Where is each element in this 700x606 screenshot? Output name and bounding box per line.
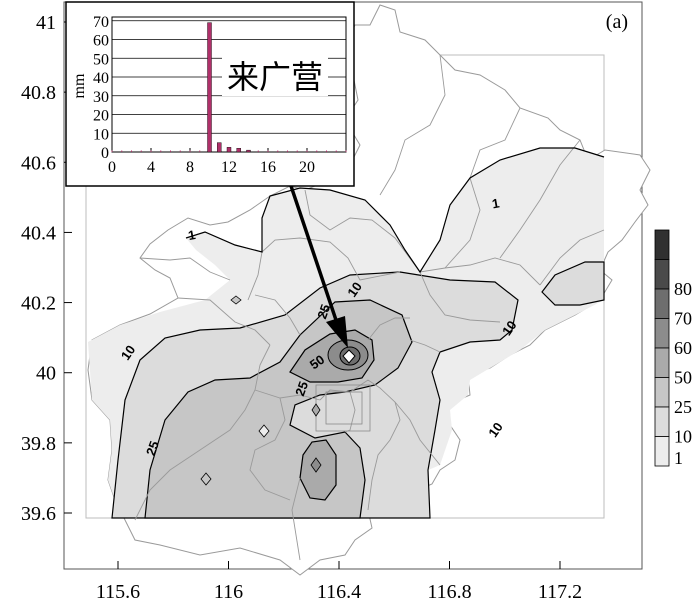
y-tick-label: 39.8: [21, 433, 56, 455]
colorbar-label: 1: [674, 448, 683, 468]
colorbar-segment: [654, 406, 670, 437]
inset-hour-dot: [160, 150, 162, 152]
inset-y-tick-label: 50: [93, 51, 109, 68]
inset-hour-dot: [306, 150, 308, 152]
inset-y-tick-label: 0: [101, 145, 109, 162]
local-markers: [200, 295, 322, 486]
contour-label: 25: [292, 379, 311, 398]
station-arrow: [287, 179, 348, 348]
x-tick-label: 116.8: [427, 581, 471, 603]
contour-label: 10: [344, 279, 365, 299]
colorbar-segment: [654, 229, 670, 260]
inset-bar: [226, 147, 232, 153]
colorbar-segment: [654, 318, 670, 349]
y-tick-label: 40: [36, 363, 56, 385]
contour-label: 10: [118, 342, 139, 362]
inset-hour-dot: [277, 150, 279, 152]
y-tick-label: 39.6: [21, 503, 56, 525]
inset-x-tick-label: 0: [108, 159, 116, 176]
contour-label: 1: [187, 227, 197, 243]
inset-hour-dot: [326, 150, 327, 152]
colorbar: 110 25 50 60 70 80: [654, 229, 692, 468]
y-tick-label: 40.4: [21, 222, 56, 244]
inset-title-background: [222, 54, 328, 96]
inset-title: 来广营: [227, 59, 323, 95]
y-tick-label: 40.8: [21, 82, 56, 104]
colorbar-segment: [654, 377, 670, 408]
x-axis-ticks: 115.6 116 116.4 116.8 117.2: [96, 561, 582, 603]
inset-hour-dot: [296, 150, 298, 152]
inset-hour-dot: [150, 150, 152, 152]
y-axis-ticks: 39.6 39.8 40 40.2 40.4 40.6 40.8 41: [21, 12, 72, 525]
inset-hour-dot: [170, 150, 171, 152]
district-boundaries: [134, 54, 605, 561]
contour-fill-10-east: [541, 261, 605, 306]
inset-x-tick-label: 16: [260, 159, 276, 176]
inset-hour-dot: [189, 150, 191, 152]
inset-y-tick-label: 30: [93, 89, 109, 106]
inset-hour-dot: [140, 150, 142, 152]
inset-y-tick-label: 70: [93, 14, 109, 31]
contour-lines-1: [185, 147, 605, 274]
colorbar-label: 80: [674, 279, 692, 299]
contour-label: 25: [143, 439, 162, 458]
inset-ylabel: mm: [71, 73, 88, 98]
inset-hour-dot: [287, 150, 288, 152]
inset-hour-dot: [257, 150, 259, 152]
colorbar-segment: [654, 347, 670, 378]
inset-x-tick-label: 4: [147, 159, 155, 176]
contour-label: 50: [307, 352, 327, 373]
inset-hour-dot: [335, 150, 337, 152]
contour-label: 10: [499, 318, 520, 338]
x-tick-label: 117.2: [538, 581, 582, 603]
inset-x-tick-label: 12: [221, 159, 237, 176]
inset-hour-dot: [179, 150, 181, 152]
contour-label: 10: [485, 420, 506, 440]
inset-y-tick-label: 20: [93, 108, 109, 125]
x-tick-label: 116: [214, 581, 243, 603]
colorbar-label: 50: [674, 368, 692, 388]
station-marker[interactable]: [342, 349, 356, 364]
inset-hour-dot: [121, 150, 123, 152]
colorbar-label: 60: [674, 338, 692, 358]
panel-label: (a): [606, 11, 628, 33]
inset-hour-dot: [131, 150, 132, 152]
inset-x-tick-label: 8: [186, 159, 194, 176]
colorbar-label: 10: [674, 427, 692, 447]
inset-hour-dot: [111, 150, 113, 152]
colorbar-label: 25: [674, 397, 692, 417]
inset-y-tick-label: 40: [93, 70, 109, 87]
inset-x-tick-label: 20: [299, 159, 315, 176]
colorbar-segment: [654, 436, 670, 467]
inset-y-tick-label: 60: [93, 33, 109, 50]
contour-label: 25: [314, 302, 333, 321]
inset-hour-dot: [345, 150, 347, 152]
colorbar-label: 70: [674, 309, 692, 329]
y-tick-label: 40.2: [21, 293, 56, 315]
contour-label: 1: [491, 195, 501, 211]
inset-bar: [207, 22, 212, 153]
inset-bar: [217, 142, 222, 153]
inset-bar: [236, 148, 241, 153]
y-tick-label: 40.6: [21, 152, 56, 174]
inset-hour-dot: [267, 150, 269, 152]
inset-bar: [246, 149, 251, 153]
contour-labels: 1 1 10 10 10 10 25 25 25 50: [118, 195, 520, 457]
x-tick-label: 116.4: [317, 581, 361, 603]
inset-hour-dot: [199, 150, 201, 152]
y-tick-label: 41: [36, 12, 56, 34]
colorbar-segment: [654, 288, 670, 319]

====

## [Task description]
List, numbered and with blank lines omitted, the part of the records that opens with the line containing "y-tick-label: 39.8: [21, 433, 56, 455]" and closes with the line containing "y-tick-label: 40.4: [21, 222, 56, 244]", both included.

## [Answer]
1. y-tick-label: 39.8: [21, 433, 56, 455]
2. colorbar-label: 1: [674, 448, 683, 468]
3. colorbar-segment: [654, 406, 670, 437]
4. inset-hour-dot: [160, 150, 162, 152]
5. inset-y-tick-label: 50: [93, 51, 109, 68]
6. inset-hour-dot: [306, 150, 308, 152]
7. inset-y-tick-label: 0: [101, 145, 109, 162]
8. local-markers: [200, 295, 322, 486]
9. contour-label: 25: [292, 379, 311, 398]
10. station-arrow: [287, 179, 348, 348]
11. x-tick-label: 116.8: [427, 581, 471, 603]
12. contour-label: 10: [344, 279, 365, 299]
13. colorbar-segment: [654, 229, 670, 260]
14. inset-bar: [226, 147, 232, 153]
15. colorbar-segment: [654, 318, 670, 349]
16. y-tick-label: 40: [36, 363, 56, 385]
17. contour-label: 10: [118, 342, 139, 362]
18. inset-hour-dot: [277, 150, 279, 152]
19. y-tick-label: 39.6: [21, 503, 56, 525]
20. inset-x-tick-label: 0: [108, 159, 116, 176]
21. contour-label: 1: [187, 227, 197, 243]
22. inset-hour-dot: [326, 150, 327, 152]
23. colorbar: 110 25 50 60 70 80: [654, 229, 692, 468]
24. y-tick-label: 40.4: [21, 222, 56, 244]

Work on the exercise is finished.